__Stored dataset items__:
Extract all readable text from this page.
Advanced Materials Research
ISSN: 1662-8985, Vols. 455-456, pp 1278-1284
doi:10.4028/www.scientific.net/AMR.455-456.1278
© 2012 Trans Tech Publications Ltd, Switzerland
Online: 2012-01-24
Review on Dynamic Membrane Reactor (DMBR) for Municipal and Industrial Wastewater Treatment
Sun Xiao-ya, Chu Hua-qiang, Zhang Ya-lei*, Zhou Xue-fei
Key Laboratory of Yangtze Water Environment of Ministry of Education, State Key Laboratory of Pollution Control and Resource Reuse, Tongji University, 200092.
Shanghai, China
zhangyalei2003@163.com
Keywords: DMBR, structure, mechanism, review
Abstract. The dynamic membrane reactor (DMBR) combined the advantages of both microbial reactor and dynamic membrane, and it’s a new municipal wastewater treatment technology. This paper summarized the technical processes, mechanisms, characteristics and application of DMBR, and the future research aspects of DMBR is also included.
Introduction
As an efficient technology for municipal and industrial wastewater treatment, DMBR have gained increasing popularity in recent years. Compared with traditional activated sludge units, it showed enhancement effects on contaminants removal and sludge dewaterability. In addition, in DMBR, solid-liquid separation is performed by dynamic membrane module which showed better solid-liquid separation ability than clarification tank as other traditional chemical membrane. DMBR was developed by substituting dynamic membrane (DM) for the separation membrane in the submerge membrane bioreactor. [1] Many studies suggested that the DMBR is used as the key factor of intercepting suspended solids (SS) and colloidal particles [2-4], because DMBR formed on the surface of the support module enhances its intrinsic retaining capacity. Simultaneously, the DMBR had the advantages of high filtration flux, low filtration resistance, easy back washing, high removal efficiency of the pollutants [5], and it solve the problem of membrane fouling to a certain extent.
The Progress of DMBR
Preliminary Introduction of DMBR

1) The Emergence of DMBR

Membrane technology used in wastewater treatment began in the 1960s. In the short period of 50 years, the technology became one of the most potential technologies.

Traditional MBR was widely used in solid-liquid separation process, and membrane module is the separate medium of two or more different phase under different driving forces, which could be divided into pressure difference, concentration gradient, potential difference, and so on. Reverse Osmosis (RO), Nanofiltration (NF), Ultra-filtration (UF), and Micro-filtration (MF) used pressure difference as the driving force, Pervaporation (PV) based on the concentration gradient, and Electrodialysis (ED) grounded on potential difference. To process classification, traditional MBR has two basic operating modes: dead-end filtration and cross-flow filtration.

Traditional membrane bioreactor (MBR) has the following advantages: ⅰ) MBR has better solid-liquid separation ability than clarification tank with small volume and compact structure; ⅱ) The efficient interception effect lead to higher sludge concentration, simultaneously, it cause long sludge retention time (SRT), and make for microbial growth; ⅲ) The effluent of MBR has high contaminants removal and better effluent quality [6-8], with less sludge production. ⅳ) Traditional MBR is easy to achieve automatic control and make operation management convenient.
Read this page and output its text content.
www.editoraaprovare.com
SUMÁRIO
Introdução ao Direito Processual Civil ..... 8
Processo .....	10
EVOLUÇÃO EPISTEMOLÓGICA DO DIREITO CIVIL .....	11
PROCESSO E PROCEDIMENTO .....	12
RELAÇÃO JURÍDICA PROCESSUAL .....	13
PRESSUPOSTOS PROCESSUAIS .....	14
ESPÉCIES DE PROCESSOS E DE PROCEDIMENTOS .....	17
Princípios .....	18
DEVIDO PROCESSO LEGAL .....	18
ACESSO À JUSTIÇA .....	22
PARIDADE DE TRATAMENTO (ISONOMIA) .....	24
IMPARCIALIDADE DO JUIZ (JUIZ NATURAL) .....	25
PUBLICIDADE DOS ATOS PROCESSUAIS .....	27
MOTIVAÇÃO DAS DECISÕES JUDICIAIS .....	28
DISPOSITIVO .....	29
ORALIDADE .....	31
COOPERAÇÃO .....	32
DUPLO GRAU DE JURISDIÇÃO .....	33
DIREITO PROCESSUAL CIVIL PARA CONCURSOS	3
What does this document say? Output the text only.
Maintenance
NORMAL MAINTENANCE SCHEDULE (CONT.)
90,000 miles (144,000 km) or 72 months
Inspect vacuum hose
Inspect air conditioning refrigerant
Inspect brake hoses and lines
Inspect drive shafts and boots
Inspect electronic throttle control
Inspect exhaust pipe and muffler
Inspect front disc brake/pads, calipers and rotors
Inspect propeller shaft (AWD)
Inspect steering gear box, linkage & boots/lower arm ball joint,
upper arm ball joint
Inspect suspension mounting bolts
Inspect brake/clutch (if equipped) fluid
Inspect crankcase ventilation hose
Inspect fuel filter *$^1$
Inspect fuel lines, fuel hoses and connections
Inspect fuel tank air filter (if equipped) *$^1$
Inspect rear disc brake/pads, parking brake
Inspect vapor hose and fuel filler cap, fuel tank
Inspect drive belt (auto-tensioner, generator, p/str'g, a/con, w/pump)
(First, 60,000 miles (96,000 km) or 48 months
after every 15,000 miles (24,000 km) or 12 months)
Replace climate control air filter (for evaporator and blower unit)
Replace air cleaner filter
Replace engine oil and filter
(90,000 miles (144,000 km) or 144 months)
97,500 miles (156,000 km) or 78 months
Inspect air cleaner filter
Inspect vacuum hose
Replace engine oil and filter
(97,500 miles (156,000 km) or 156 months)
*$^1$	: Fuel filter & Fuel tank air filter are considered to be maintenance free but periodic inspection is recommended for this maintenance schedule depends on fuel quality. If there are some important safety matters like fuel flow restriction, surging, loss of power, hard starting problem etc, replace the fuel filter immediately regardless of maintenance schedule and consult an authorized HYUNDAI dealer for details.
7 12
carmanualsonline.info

__STATED EXERCISE__: Extract every entry in the listing word for word.

__OUTPUT BELOW__:
Extract all readable text from this page.
Advanced Materials Research
ISSN: 1662-8985, Vols. 455-456, pp 1278-1284
doi:10.4028/www.scientific.net/AMR.455-456.1278
© 2012 Trans Tech Publications Ltd, Switzerland
Online: 2012-01-24
Review on Dynamic Membrane Reactor (DMBR) for Municipal and Industrial Wastewater Treatment
Sun Xiao-ya, Chu Hua-qiang, Zhang Ya-lei*, Zhou Xue-fei
Key Laboratory of Yangtze Water Environment of Ministry of Education, State Key Laboratory of Pollution Control and Resource Reuse, Tongji University, 200092.
Shanghai, China
zhangyalei2003@163.com
Keywords: DMBR, structure, mechanism, review
Abstract. The dynamic membrane reactor (DMBR) combined the advantages of both microbial reactor and dynamic membrane, and it’s a new municipal wastewater treatment technology. This paper summarized the technical processes, mechanisms, characteristics and application of DMBR, and the future research aspects of DMBR is also included.
Introduction
As an efficient technology for municipal and industrial wastewater treatment, DMBR have gained increasing popularity in recent years. Compared with traditional activated sludge units, it showed enhancement effects on contaminants removal and sludge dewaterability. In addition, in DMBR, solid-liquid separation is performed by dynamic membrane module which showed better solid-liquid separation ability than clarification tank as other traditional chemical membrane. DMBR was developed by substituting dynamic membrane (DM) for the separation membrane in the submerge membrane bioreactor. [1] Many studies suggested that the DMBR is used as the key factor of intercepting suspended solids (SS) and colloidal particles [2-4], because DMBR formed on the surface of the support module enhances its intrinsic retaining capacity. Simultaneously, the DMBR had the advantages of high filtration flux, low filtration resistance, easy back washing, high removal efficiency of the pollutants [5], and it solve the problem of membrane fouling to a certain extent.
The Progress of DMBR
Preliminary Introduction of DMBR

1) The Emergence of DMBR

Membrane technology used in wastewater treatment began in the 1960s. In the short period of 50 years, the technology became one of the most potential technologies.

Traditional MBR was widely used in solid-liquid separation process, and membrane module is the separate medium of two or more different phase under different driving forces, which could be divided into pressure difference, concentration gradient, potential difference, and so on. Reverse Osmosis (RO), Nanofiltration (NF), Ultra-filtration (UF), and Micro-filtration (MF) used pressure difference as the driving force, Pervaporation (PV) based on the concentration gradient, and Electrodialysis (ED) grounded on potential difference. To process classification, traditional MBR has two basic operating modes: dead-end filtration and cross-flow filtration.

Traditional membrane bioreactor (MBR) has the following advantages: ⅰ) MBR has better solid-liquid separation ability than clarification tank with small volume and compact structure; ⅱ) The efficient interception effect lead to higher sludge concentration, simultaneously, it cause long sludge retention time (SRT), and make for microbial growth; ⅲ) The effluent of MBR has high contaminants removal and better effluent quality [6-8], with less sludge production. ⅳ) Traditional MBR is easy to achieve automatic control and make operation management convenient.
Read this page and output its text content.
www.editoraaprovare.com
SUMÁRIO
Introdução ao Direito Processual Civil ..... 8
Processo .....	10
EVOLUÇÃO EPISTEMOLÓGICA DO DIREITO CIVIL .....	11
PROCESSO E PROCEDIMENTO .....	12
RELAÇÃO JURÍDICA PROCESSUAL .....	13
PRESSUPOSTOS PROCESSUAIS .....	14
ESPÉCIES DE PROCESSOS E DE PROCEDIMENTOS .....	17
Princípios .....	18
DEVIDO PROCESSO LEGAL .....	18
ACESSO À JUSTIÇA .....	22
PARIDADE DE TRATAMENTO (ISONOMIA) .....	24
IMPARCIALIDADE DO JUIZ (JUIZ NATURAL) .....	25
PUBLICIDADE DOS ATOS PROCESSUAIS .....	27
MOTIVAÇÃO DAS DECISÕES JUDICIAIS .....	28
DISPOSITIVO .....	29
ORALIDADE .....	31
COOPERAÇÃO .....	32
DUPLO GRAU DE JURISDIÇÃO .....	33
DIREITO PROCESSUAL CIVIL PARA CONCURSOS	3
What does this document say? Output the text only.
Maintenance
NORMAL MAINTENANCE SCHEDULE (CONT.)
90,000 miles (144,000 km) or 72 months
Inspect vacuum hose
Inspect air conditioning refrigerant
Inspect brake hoses and lines
Inspect drive shafts and boots
Inspect electronic throttle control
Inspect exhaust pipe and muffler
Inspect front disc brake/pads, calipers and rotors
Inspect propeller shaft (AWD)
Inspect steering gear box, linkage & boots/lower arm ball joint,
upper arm ball joint
Inspect suspension mounting bolts
Inspect brake/clutch (if equipped) fluid
Inspect crankcase ventilation hose
Inspect fuel filter *$^1$
Inspect fuel lines, fuel hoses and connections
Inspect fuel tank air filter (if equipped) *$^1$
Inspect rear disc brake/pads, parking brake
Inspect vapor hose and fuel filler cap, fuel tank
Inspect drive belt (auto-tensioner, generator, p/str'g, a/con, w/pump)
(First, 60,000 miles (96,000 km) or 48 months
after every 15,000 miles (24,000 km) or 12 months)
Replace climate control air filter (for evaporator and blower unit)
Replace air cleaner filter
Replace engine oil and filter
(90,000 miles (144,000 km) or 144 months)
97,500 miles (156,000 km) or 78 months
Inspect air cleaner filter
Inspect vacuum hose
Replace engine oil and filter
(97,500 miles (156,000 km) or 156 months)
*$^1$	: Fuel filter & Fuel tank air filter are considered to be maintenance free but periodic inspection is recommended for this maintenance schedule depends on fuel quality. If there are some important safety matters like fuel flow restriction, surging, loss of power, hard starting problem etc, replace the fuel filter immediately regardless of maintenance schedule and consult an authorized HYUNDAI dealer for details.
7 12
carmanualsonline.info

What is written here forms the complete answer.